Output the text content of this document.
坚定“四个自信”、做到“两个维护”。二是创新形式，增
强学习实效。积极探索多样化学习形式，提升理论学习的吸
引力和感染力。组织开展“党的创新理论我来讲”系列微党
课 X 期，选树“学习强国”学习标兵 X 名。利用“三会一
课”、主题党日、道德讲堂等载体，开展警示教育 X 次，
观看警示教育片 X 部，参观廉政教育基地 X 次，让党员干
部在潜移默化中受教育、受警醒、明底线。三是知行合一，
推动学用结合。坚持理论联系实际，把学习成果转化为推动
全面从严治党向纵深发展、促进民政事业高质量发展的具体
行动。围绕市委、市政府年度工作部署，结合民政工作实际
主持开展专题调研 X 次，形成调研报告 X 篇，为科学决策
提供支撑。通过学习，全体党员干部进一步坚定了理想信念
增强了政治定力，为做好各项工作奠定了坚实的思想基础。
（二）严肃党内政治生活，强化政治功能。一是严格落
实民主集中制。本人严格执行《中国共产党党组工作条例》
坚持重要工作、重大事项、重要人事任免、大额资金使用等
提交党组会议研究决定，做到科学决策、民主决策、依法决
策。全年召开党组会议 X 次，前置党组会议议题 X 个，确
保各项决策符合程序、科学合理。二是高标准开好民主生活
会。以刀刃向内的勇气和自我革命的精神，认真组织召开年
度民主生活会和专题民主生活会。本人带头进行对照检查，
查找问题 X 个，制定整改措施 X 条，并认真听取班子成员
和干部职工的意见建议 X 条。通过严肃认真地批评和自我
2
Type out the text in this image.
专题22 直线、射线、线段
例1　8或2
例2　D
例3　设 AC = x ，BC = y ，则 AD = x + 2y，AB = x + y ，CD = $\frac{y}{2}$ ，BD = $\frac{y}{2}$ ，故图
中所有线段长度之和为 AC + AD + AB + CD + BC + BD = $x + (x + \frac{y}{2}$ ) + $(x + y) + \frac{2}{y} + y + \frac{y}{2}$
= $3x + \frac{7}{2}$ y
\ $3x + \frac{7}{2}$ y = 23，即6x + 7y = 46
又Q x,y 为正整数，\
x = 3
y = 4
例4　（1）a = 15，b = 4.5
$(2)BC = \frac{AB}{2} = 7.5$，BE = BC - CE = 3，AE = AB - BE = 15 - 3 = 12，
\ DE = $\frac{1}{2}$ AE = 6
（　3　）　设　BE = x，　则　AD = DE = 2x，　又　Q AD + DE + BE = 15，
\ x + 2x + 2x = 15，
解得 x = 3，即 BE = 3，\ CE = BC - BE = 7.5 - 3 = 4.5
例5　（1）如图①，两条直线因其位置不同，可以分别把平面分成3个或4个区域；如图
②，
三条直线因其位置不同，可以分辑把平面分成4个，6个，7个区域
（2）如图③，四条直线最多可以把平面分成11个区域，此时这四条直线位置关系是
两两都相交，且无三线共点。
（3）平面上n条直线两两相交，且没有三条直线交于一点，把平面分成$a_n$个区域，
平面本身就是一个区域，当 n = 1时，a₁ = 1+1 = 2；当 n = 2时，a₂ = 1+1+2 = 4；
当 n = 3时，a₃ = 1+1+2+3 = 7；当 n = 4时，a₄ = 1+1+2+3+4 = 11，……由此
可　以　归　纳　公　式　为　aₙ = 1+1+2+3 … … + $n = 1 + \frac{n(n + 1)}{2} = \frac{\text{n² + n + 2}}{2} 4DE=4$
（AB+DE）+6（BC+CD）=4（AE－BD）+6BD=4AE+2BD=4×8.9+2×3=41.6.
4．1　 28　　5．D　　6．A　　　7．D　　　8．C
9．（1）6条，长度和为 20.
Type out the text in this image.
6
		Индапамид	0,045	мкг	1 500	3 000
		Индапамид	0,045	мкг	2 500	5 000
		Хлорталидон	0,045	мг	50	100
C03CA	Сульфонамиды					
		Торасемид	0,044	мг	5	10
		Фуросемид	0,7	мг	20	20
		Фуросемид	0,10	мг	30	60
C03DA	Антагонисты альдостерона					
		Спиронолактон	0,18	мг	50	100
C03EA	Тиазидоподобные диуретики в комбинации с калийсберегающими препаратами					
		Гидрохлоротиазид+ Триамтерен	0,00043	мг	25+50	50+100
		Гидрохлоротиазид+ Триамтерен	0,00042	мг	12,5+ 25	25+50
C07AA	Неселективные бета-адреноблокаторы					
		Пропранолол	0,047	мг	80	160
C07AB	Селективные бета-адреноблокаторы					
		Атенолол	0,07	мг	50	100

▶ _Prompt_
The records above should be returned exactly.

▶ _Task result_
Output the text content of this document.
坚定“四个自信”、做到“两个维护”。二是创新形式，增
强学习实效。积极探索多样化学习形式，提升理论学习的吸
引力和感染力。组织开展“党的创新理论我来讲”系列微党
课 X 期，选树“学习强国”学习标兵 X 名。利用“三会一
课”、主题党日、道德讲堂等载体，开展警示教育 X 次，
观看警示教育片 X 部，参观廉政教育基地 X 次，让党员干
部在潜移默化中受教育、受警醒、明底线。三是知行合一，
推动学用结合。坚持理论联系实际，把学习成果转化为推动
全面从严治党向纵深发展、促进民政事业高质量发展的具体
行动。围绕市委、市政府年度工作部署，结合民政工作实际
主持开展专题调研 X 次，形成调研报告 X 篇，为科学决策
提供支撑。通过学习，全体党员干部进一步坚定了理想信念
增强了政治定力，为做好各项工作奠定了坚实的思想基础。
（二）严肃党内政治生活，强化政治功能。一是严格落
实民主集中制。本人严格执行《中国共产党党组工作条例》
坚持重要工作、重大事项、重要人事任免、大额资金使用等
提交党组会议研究决定，做到科学决策、民主决策、依法决
策。全年召开党组会议 X 次，前置党组会议议题 X 个，确
保各项决策符合程序、科学合理。二是高标准开好民主生活
会。以刀刃向内的勇气和自我革命的精神，认真组织召开年
度民主生活会和专题民主生活会。本人带头进行对照检查，
查找问题 X 个，制定整改措施 X 条，并认真听取班子成员
和干部职工的意见建议 X 条。通过严肃认真地批评和自我
2
Type out the text in this image.
专题22 直线、射线、线段
例1　8或2
例2　D
例3　设 AC = x ，BC = y ，则 AD = x + 2y，AB = x + y ，CD = $\frac{y}{2}$ ，BD = $\frac{y}{2}$ ，故图
中所有线段长度之和为 AC + AD + AB + CD + BC + BD = $x + (x + \frac{y}{2}$ ) + $(x + y) + \frac{2}{y} + y + \frac{y}{2}$
= $3x + \frac{7}{2}$ y
\ $3x + \frac{7}{2}$ y = 23，即6x + 7y = 46
又Q x,y 为正整数，\
x = 3
y = 4
例4　（1）a = 15，b = 4.5
$(2)BC = \frac{AB}{2} = 7.5$，BE = BC - CE = 3，AE = AB - BE = 15 - 3 = 12，
\ DE = $\frac{1}{2}$ AE = 6
（　3　）　设　BE = x，　则　AD = DE = 2x，　又　Q AD + DE + BE = 15，
\ x + 2x + 2x = 15，
解得 x = 3，即 BE = 3，\ CE = BC - BE = 7.5 - 3 = 4.5
例5　（1）如图①，两条直线因其位置不同，可以分别把平面分成3个或4个区域；如图
②，
三条直线因其位置不同，可以分辑把平面分成4个，6个，7个区域
（2）如图③，四条直线最多可以把平面分成11个区域，此时这四条直线位置关系是
两两都相交，且无三线共点。
（3）平面上n条直线两两相交，且没有三条直线交于一点，把平面分成$a_n$个区域，
平面本身就是一个区域，当 n = 1时，a₁ = 1+1 = 2；当 n = 2时，a₂ = 1+1+2 = 4；
当 n = 3时，a₃ = 1+1+2+3 = 7；当 n = 4时，a₄ = 1+1+2+3+4 = 11，……由此
可　以　归　纳　公　式　为　aₙ = 1+1+2+3 … … + $n = 1 + \frac{n(n + 1)}{2} = \frac{\text{n² + n + 2}}{2} 4DE=4$
（AB+DE）+6（BC+CD）=4（AE－BD）+6BD=4AE+2BD=4×8.9+2×3=41.6.
4．1　 28　　5．D　　6．A　　　7．D　　　8．C
9．（1）6条，长度和为 20.
Type out the text in this image.
6
		Индапамид	0,045	мкг	1 500	3 000
		Индапамид	0,045	мкг	2 500	5 000
		Хлорталидон	0,045	мг	50	100
C03CA	Сульфонамиды					
		Торасемид	0,044	мг	5	10
		Фуросемид	0,7	мг	20	20
		Фуросемид	0,10	мг	30	60
C03DA	Антагонисты альдостерона					
		Спиронолактон	0,18	мг	50	100
C03EA	Тиазидоподобные диуретики в комбинации с калийсберегающими препаратами					
		Гидрохлоротиазид+ Триамтерен	0,00043	мг	25+50	50+100
		Гидрохлоротиазид+ Триамтерен	0,00042	мг	12,5+ 25	25+50
C07AA	Неселективные бета-адреноблокаторы					
		Пропранолол	0,047	мг	80	160
C07AB	Селективные бета-адреноблокаторы					
		Атенолол	0,07	мг	50	100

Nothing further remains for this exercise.